#### WHAT TO DO
Copy out every entry below word for word, keeping each line as it stands.

#### STORED RECORDS
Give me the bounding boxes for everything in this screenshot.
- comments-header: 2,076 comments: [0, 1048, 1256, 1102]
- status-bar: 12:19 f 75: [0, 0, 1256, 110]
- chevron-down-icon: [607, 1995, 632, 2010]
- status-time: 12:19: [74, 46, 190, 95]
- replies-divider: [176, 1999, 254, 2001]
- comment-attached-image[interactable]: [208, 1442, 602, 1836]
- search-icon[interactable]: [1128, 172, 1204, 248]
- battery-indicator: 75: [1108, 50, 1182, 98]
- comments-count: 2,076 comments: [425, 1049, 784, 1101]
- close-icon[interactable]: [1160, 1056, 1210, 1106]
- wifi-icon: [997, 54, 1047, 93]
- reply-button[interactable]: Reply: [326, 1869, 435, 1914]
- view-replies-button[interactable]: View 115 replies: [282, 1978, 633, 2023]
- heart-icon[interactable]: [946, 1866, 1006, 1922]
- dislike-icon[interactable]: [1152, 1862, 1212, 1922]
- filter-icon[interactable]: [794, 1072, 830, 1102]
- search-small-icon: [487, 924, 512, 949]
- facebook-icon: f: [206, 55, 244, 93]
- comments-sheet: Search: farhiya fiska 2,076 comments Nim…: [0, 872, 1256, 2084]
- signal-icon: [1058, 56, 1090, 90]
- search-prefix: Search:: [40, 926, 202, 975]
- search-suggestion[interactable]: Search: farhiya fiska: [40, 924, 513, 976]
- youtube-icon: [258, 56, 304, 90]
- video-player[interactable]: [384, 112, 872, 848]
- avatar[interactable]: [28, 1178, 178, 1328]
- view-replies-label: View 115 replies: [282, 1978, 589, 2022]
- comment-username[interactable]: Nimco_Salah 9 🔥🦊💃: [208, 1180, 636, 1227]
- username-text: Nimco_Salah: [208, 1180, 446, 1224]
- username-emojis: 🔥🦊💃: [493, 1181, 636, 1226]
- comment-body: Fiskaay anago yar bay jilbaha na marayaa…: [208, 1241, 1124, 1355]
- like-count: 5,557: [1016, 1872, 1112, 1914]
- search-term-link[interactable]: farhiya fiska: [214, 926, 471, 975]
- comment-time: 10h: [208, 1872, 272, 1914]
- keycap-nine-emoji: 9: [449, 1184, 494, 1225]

#### REPLY TO THE TASK
Give me the bounding boxes for everything in this screenshot.
- comments-header: 2,076 comments: [0, 1048, 1256, 1102]
- status-bar: 12:19 f 75: [0, 0, 1256, 110]
- chevron-down-icon: [607, 1995, 632, 2010]
- status-time: 12:19: [74, 46, 190, 95]
- replies-divider: [176, 1999, 254, 2001]
- comment-attached-image[interactable]: [208, 1442, 602, 1836]
- search-icon[interactable]: [1128, 172, 1204, 248]
- battery-indicator: 75: [1108, 50, 1182, 98]
- comments-count: 2,076 comments: [425, 1049, 784, 1101]
- close-icon[interactable]: [1160, 1056, 1210, 1106]
- wifi-icon: [997, 54, 1047, 93]
- reply-button[interactable]: Reply: [326, 1869, 435, 1914]
- view-replies-button[interactable]: View 115 replies: [282, 1978, 633, 2023]
- heart-icon[interactable]: [946, 1866, 1006, 1922]
- dislike-icon[interactable]: [1152, 1862, 1212, 1922]
- filter-icon[interactable]: [794, 1072, 830, 1102]
- search-small-icon: [487, 924, 512, 949]
- facebook-icon: f: [206, 55, 244, 93]
- comments-sheet: Search: farhiya fiska 2,076 comments Nim…: [0, 872, 1256, 2084]
- signal-icon: [1058, 56, 1090, 90]
- search-prefix: Search:: [40, 926, 202, 975]
- search-suggestion[interactable]: Search: farhiya fiska: [40, 924, 513, 976]
- youtube-icon: [258, 56, 304, 90]
- video-player[interactable]: [384, 112, 872, 848]
- avatar[interactable]: [28, 1178, 178, 1328]
- view-replies-label: View 115 replies: [282, 1978, 589, 2022]
- comment-username[interactable]: Nimco_Salah 9 🔥🦊💃: [208, 1180, 636, 1227]
- username-text: Nimco_Salah: [208, 1180, 446, 1224]
- username-emojis: 🔥🦊💃: [493, 1181, 636, 1226]
- comment-body: Fiskaay anago yar bay jilbaha na marayaa…: [208, 1241, 1124, 1355]
- like-count: 5,557: [1016, 1872, 1112, 1914]
- search-term-link[interactable]: farhiya fiska: [214, 926, 471, 975]
- comment-time: 10h: [208, 1872, 272, 1914]
- keycap-nine-emoji: 9: [449, 1184, 494, 1225]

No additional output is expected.